Material supplied: Begin
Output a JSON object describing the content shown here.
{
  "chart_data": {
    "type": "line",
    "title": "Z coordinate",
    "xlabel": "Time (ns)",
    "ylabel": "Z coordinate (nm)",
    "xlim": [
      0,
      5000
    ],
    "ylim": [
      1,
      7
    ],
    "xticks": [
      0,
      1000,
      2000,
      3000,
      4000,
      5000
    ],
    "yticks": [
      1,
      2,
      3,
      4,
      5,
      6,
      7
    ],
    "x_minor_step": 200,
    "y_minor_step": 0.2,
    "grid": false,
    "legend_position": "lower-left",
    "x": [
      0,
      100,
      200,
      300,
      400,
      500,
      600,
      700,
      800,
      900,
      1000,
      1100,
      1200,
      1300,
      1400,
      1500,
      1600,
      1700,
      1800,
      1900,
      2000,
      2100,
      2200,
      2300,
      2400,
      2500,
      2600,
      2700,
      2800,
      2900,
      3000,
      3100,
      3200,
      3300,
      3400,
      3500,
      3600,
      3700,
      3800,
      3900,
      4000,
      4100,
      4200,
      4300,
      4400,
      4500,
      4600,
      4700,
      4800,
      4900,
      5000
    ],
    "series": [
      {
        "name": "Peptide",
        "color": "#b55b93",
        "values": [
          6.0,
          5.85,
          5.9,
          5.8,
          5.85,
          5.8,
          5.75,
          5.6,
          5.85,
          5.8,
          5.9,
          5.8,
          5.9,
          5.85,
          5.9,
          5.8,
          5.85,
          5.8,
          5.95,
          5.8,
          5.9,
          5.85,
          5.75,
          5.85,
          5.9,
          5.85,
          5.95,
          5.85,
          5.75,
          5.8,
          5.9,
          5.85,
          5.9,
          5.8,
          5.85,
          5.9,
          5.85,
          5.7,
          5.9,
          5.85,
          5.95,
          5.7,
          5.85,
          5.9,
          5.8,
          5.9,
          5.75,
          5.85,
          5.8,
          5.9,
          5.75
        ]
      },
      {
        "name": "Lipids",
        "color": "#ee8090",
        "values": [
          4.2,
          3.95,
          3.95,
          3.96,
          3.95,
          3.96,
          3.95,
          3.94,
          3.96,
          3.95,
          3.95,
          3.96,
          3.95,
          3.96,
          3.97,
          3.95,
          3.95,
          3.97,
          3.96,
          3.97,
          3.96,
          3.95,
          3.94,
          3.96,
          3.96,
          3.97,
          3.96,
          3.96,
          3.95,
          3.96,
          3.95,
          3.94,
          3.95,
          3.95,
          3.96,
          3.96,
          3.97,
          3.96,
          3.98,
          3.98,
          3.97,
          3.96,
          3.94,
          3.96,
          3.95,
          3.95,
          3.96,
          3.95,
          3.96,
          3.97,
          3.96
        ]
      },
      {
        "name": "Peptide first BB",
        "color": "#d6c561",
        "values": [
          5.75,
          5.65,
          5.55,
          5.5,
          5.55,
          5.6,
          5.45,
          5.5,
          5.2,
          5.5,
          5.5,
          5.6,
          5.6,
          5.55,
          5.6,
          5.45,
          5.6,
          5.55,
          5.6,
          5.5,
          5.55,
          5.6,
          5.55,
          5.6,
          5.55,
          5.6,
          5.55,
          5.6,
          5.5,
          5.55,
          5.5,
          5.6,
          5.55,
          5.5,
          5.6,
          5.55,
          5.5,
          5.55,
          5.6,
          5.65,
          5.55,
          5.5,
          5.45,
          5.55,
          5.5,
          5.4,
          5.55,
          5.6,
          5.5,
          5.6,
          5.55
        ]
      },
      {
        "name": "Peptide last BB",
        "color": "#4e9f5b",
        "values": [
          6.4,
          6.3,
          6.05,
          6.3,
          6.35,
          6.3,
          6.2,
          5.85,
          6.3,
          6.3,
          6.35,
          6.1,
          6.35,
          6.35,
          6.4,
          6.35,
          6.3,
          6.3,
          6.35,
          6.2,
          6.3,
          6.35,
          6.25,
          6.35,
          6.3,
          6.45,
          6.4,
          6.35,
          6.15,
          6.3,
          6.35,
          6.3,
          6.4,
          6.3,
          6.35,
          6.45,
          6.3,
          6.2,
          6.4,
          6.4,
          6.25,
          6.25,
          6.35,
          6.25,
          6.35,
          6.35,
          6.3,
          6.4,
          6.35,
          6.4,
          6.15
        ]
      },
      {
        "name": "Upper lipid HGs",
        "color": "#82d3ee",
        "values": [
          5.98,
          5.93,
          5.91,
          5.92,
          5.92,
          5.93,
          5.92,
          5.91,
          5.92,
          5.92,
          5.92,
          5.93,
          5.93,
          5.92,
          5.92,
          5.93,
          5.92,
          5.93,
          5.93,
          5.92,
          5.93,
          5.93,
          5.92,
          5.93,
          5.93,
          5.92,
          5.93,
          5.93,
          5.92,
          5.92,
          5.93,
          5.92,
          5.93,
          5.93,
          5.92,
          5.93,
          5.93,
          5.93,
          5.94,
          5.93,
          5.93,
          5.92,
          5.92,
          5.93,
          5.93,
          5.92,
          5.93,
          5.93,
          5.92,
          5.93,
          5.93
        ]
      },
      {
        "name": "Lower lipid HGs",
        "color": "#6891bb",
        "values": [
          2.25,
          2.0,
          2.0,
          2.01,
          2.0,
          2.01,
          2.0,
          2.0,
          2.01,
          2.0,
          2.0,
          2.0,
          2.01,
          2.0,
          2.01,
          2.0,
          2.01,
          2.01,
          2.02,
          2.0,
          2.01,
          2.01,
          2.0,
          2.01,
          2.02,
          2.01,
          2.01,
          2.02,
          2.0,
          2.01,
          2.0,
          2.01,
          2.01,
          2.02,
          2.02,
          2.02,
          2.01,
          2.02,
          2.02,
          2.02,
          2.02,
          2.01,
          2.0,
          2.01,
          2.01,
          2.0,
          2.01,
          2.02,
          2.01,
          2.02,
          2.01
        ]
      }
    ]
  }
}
Material supplied: End
Retype all of the data word for word.

Output a JSON object describing the content shown here.
{
  "chart_data": {
    "type": "line",
    "title": "Z coordinate",
    "xlabel": "Time (ns)",
    "ylabel": "Z coordinate (nm)",
    "xlim": [
      0,
      5000
    ],
    "ylim": [
      1,
      7
    ],
    "xticks": [
      0,
      1000,
      2000,
      3000,
      4000,
      5000
    ],
    "yticks": [
      1,
      2,
      3,
      4,
      5,
      6,
      7
    ],
    "x_minor_step": 200,
    "y_minor_step": 0.2,
    "grid": false,
    "legend_position": "lower-left",
    "x": [
      0,
      100,
      200,
      300,
      400,
      500,
      600,
      700,
      800,
      900,
      1000,
      1100,
      1200,
      1300,
      1400,
      1500,
      1600,
      1700,
      1800,
      1900,
      2000,
      2100,
      2200,
      2300,
      2400,
      2500,
      2600,
      2700,
      2800,
      2900,
      3000,
      3100,
      3200,
      3300,
      3400,
      3500,
      3600,
      3700,
      3800,
      3900,
      4000,
      4100,
      4200,
      4300,
      4400,
      4500,
      4600,
      4700,
      4800,
      4900,
      5000
    ],
    "series": [
      {
        "name": "Peptide",
        "color": "#b55b93",
        "values": [
          6.0,
          5.85,
          5.9,
          5.8,
          5.85,
          5.8,
          5.75,
          5.6,
          5.85,
          5.8,
          5.9,
          5.8,
          5.9,
          5.85,
          5.9,
          5.8,
          5.85,
          5.8,
          5.95,
          5.8,
          5.9,
          5.85,
          5.75,
          5.85,
          5.9,
          5.85,
          5.95,
          5.85,
          5.75,
          5.8,
          5.9,
          5.85,
          5.9,
          5.8,
          5.85,
          5.9,
          5.85,
          5.7,
          5.9,
          5.85,
          5.95,
          5.7,
          5.85,
          5.9,
          5.8,
          5.9,
          5.75,
          5.85,
          5.8,
          5.9,
          5.75
        ]
      },
      {
        "name": "Lipids",
        "color": "#ee8090",
        "values": [
          4.2,
          3.95,
          3.95,
          3.96,
          3.95,
          3.96,
          3.95,
          3.94,
          3.96,
          3.95,
          3.95,
          3.96,
          3.95,
          3.96,
          3.97,
          3.95,
          3.95,
          3.97,
          3.96,
          3.97,
          3.96,
          3.95,
          3.94,
          3.96,
          3.96,
          3.97,
          3.96,
          3.96,
          3.95,
          3.96,
          3.95,
          3.94,
          3.95,
          3.95,
          3.96,
          3.96,
          3.97,
          3.96,
          3.98,
          3.98,
          3.97,
          3.96,
          3.94,
          3.96,
          3.95,
          3.95,
          3.96,
          3.95,
          3.96,
          3.97,
          3.96
        ]
      },
      {
        "name": "Peptide first BB",
        "color": "#d6c561",
        "values": [
          5.75,
          5.65,
          5.55,
          5.5,
          5.55,
          5.6,
          5.45,
          5.5,
          5.2,
          5.5,
          5.5,
          5.6,
          5.6,
          5.55,
          5.6,
          5.45,
          5.6,
          5.55,
          5.6,
          5.5,
          5.55,
          5.6,
          5.55,
          5.6,
          5.55,
          5.6,
          5.55,
          5.6,
          5.5,
          5.55,
          5.5,
          5.6,
          5.55,
          5.5,
          5.6,
          5.55,
          5.5,
          5.55,
          5.6,
          5.65,
          5.55,
          5.5,
          5.45,
          5.55,
          5.5,
          5.4,
          5.55,
          5.6,
          5.5,
          5.6,
          5.55
        ]
      },
      {
        "name": "Peptide last BB",
        "color": "#4e9f5b",
        "values": [
          6.4,
          6.3,
          6.05,
          6.3,
          6.35,
          6.3,
          6.2,
          5.85,
          6.3,
          6.3,
          6.35,
          6.1,
          6.35,
          6.35,
          6.4,
          6.35,
          6.3,
          6.3,
          6.35,
          6.2,
          6.3,
          6.35,
          6.25,
          6.35,
          6.3,
          6.45,
          6.4,
          6.35,
          6.15,
          6.3,
          6.35,
          6.3,
          6.4,
          6.3,
          6.35,
          6.45,
          6.3,
          6.2,
          6.4,
          6.4,
          6.25,
          6.25,
          6.35,
          6.25,
          6.35,
          6.35,
          6.3,
          6.4,
          6.35,
          6.4,
          6.15
        ]
      },
      {
        "name": "Upper lipid HGs",
        "color": "#82d3ee",
        "values": [
          5.98,
          5.93,
          5.91,
          5.92,
          5.92,
          5.93,
          5.92,
          5.91,
          5.92,
          5.92,
          5.92,
          5.93,
          5.93,
          5.92,
          5.92,
          5.93,
          5.92,
          5.93,
          5.93,
          5.92,
          5.93,
          5.93,
          5.92,
          5.93,
          5.93,
          5.92,
          5.93,
          5.93,
          5.92,
          5.92,
          5.93,
          5.92,
          5.93,
          5.93,
          5.92,
          5.93,
          5.93,
          5.93,
          5.94,
          5.93,
          5.93,
          5.92,
          5.92,
          5.93,
          5.93,
          5.92,
          5.93,
          5.93,
          5.92,
          5.93,
          5.93
        ]
      },
      {
        "name": "Lower lipid HGs",
        "color": "#6891bb",
        "values": [
          2.25,
          2.0,
          2.0,
          2.01,
          2.0,
          2.01,
          2.0,
          2.0,
          2.01,
          2.0,
          2.0,
          2.0,
          2.01,
          2.0,
          2.01,
          2.0,
          2.01,
          2.01,
          2.02,
          2.0,
          2.01,
          2.01,
          2.0,
          2.01,
          2.02,
          2.01,
          2.01,
          2.02,
          2.0,
          2.01,
          2.0,
          2.01,
          2.01,
          2.02,
          2.02,
          2.02,
          2.01,
          2.02,
          2.02,
          2.02,
          2.02,
          2.01,
          2.0,
          2.01,
          2.01,
          2.0,
          2.01,
          2.02,
          2.01,
          2.02,
          2.01
        ]
      }
    ]
  }
}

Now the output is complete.